Text to read:
>> START

The bad news for molders serving the automotive market: You cannot beat low-cost suppliers on price. The good news: You don’t have to.
You’ve got to shift this focus away from price, because the Chinese, the Indians, they’ll beat us every time,” explains Tony Kotler, managing director of Kotler Marketing Group (Washington, DC). “There’s no way we’re going to get our costs low enough that we can possibly compete, but the purchase price is not what really matters. What really matters is the total cost of doing business—the total cost of the transaction from sourcing all the way through to usage and disposal.”
Kotler’s company has been preaching the importance of “defending your price” to suppliers in a variety of markets, hosting seminars in the healthcare, life sciences, financial services, and aerospace, as well as automotive and commercial vehicle sectors. In all markets, especially automotive where OEMs are the best, or worst, depending on your perspective, at forcing price concessions from suppliers, all good price defenses start with an offensive effort to differentiate your company.
“We don’t care about things where we don’t have an advantage and the competitor has no advantage,” Kotler says. “We focus people right away on the key points of difference and we work through that. What are these key points of difference, and then, how do we quantify what each of these differences is worth in dollars and cents?”
Taken to the woodshed
Steve Rose, automotive and commercial vehicle practice lead at Kotler Marketing Group, says antagonistic negotiations between automotive suppliers and OEMs have, unfortunately, become entrenched. “From [the OEM’s] point of view it makes a lot of sense,” Rose says, “because it’s very easy to squeeze your suppliers and pit these suppliers against one another, force them down on price—that provides you with an immediate savings on your cost of goods. It’s a powerful temptation for these companies because they need results quarter to quarter, and this is the quickest, easiest way to improve their bottom line—just take your suppliers to the woodshed. But over time, it’s just not good business.”
Demanding suppliers open their books, many OEM purchasing departments come to the negotiating table already having a set piece price in mind. “So in the plastics case, if I know who your pellet supplier is, and I know how much you pay per pound of pellets,” Rose explains, “then I know how much the part you make me costs in weight, and I try to come up with some basic economic equation that says per/kg of plastic [processed], this part ought to cost X.”
Given the likelihood that future spikes in resin prices are more, not less, probable, molders will have to gain traction in negotiations if they’re to survive. “[Pricing] is going to be a big issue for injection molders,” Kotler explains. “Now that oil’s gone higher, their costs are going up, and when that happens they’ll struggle with, ‘How do I pass on the higher cost?’
“The majority [of suppliers] continue to be terrified of saying no to purchasing, and they’ve been doing business this way for 20 years,” Kotler continues. “Purchasing has all the power—purchasing says jump and they jump—so this is what they’re used to. Until they break out of this mindset, their own jobs are going to be threatened.”
Breaking the cycle
Kotler’s company has been offering a variation of its “defending your price” program for around 15 years, and over that time, it’s found that companies that successfully implement the tenets it promotes see an average gross profit improvement of 3%-5%. “Gross profit is basically found money,” Kotler says. “It drops straight to your bottom line.” A 3%-5% increase in gross profit can equate to as much as a 10%-20% gain in operating margins, he asserts.

>> END

Supplied data:

>> START

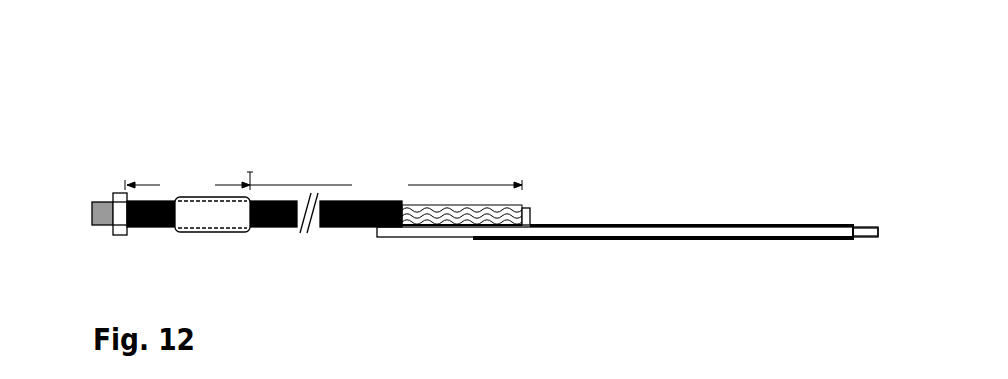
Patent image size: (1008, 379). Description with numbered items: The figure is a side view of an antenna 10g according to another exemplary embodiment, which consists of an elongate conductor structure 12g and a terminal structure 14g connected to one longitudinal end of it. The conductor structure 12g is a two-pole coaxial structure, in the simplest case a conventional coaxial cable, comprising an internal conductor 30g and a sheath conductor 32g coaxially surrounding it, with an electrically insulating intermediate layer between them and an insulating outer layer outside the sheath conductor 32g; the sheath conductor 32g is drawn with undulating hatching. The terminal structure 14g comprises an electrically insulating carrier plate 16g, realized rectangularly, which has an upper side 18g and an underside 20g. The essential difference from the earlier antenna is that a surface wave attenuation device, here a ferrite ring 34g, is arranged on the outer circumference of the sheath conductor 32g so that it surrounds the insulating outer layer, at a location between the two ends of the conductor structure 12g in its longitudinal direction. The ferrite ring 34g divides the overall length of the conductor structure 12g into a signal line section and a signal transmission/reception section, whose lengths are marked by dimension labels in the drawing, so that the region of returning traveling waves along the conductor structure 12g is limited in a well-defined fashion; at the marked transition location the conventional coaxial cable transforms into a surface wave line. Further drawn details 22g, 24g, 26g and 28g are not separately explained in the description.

The antenna 10g is at (334, 100).
The conductor structure 12g is at (152, 250).
The terminal structure 14g is at (566, 137).
The carrier plate 16g is at (412, 232).
The upper side 18g is at (672, 204).
The underside 20g is at (685, 257).
The strand 22g is at (495, 223).
The upper layer 24g is at (760, 223).
The lower sleeve wall 26g is at (778, 240).
The tip 28g is at (853, 225).
The internal conductor 30g is at (532, 220).
The sheath conductor 32g is at (423, 205).
The ferrite ring 34g is at (223, 248).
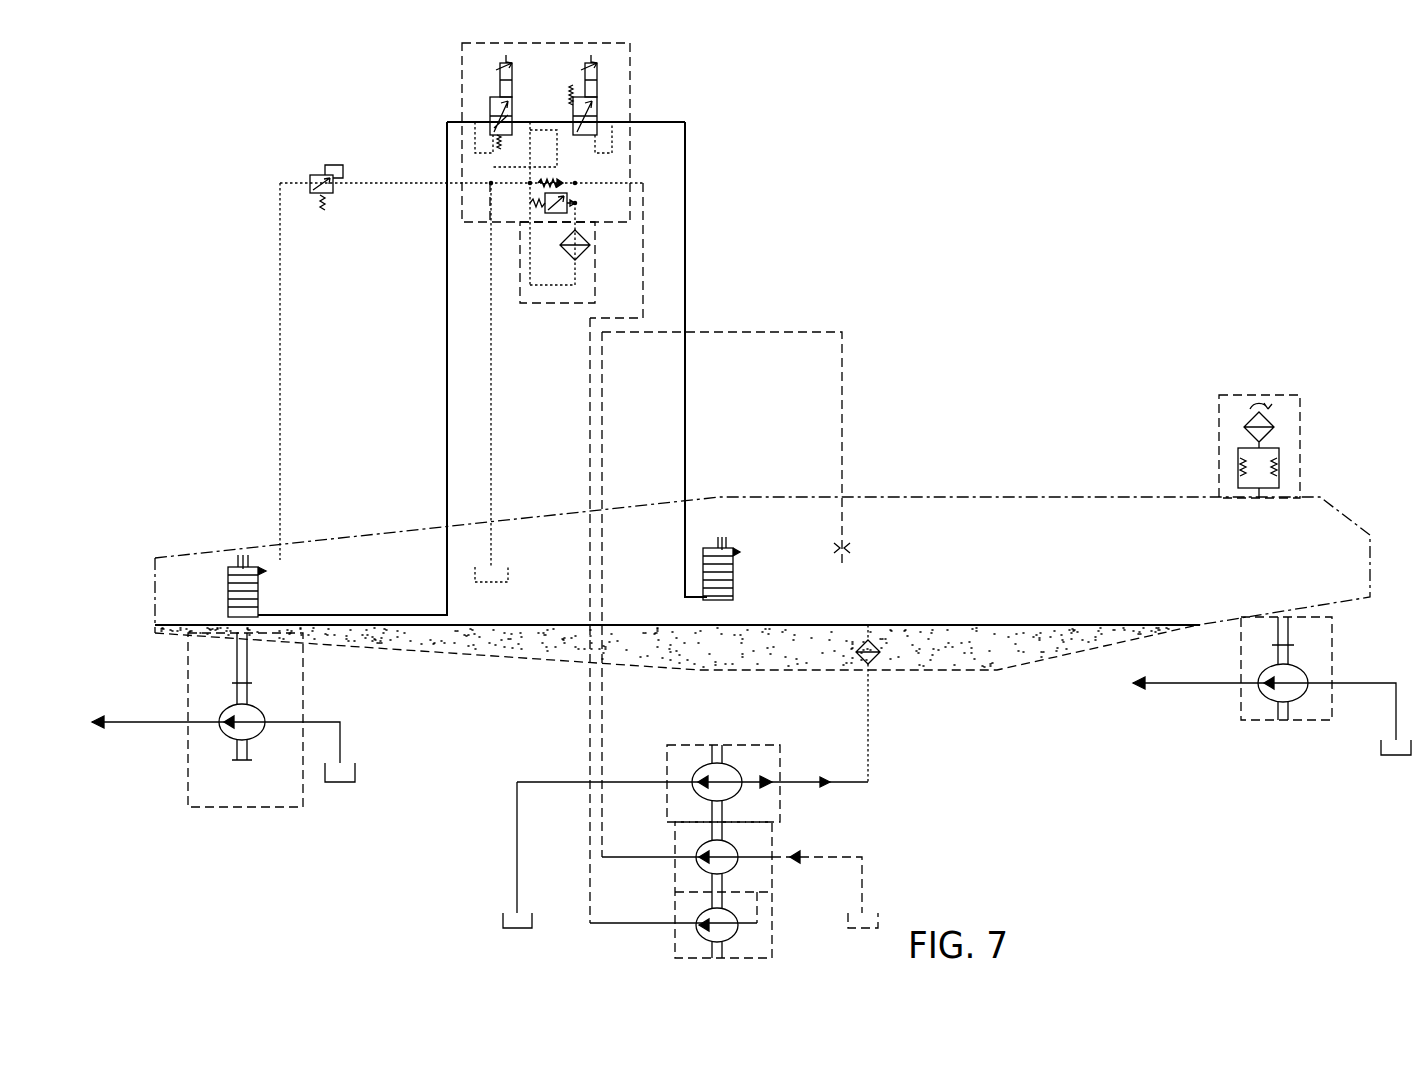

>> END

Given request: Transcribe the article on molders defending their prices from "Breaking the cycle" up to and including "margins, he asserts.".

Solution for this exercise:
Breaking the cycle
Kotler’s company has been offering a variation of its “defending your price” program for around 15 years, and over that time, it’s found that companies that successfully implement the tenets it promotes see an average gross profit improvement of 3%-5%. “Gross profit is basically found money,” Kotler says. “It drops straight to your bottom line.” A 3%-5% increase in gross profit can equate to as much as a 10%-20% gain in operating margins, he asserts.